[WRITTEN TASK]:
Copy all lines in which the word "situazione" can be found.

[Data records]
········

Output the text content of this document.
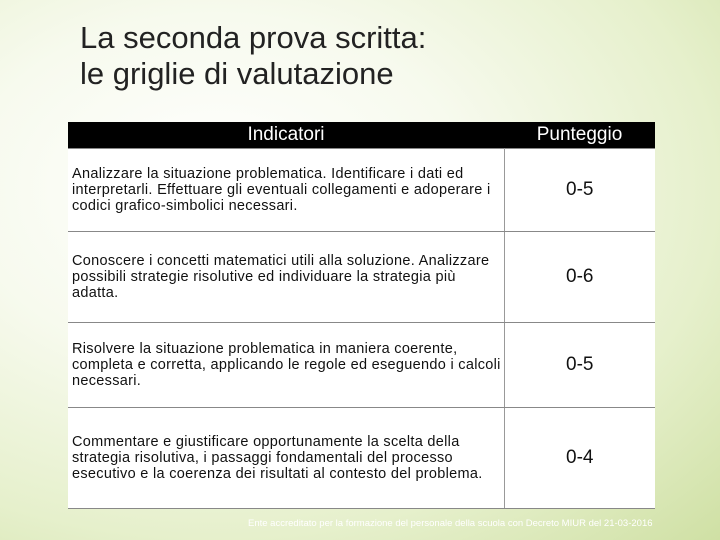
La seconda prova scritta:
le griglie di valutazione
Indicatori	Punteggio
Analizzare la situazione problematica. Identificare i dati ed interpretarli. Effettuare gli eventuali collegamenti e adoperare i codici grafico-simbolici necessari.	0-5
Conoscere i concetti matematici utili alla soluzione. Analizzare possibili strategie risolutive ed individuare la strategia più adatta.	0-6
Risolvere la situazione problematica in maniera coerente, completa e corretta, applicando le regole ed eseguendo i calcoli necessari.	0-5
Commentare e giustificare opportunamente la scelta della strategia risolutiva, i passaggi fondamentali del processo esecutivo e la coerenza dei risultati al contesto del problema.	0-4
Ente accreditato per la formazione del personale della scuola con Decreto MIUR del 21-03-2016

········

[EXERCISE ANSWER]:
Analizzare la situazione problematica. Identificare i dati ed interpretarli. Effettuare gli eventuali collegamenti e adoperare i codici grafico-simbolici necessari.	0-5
Risolvere la situazione problematica in maniera coerente, completa e corretta, applicando le regole ed eseguendo i calcoli necessari.	0-5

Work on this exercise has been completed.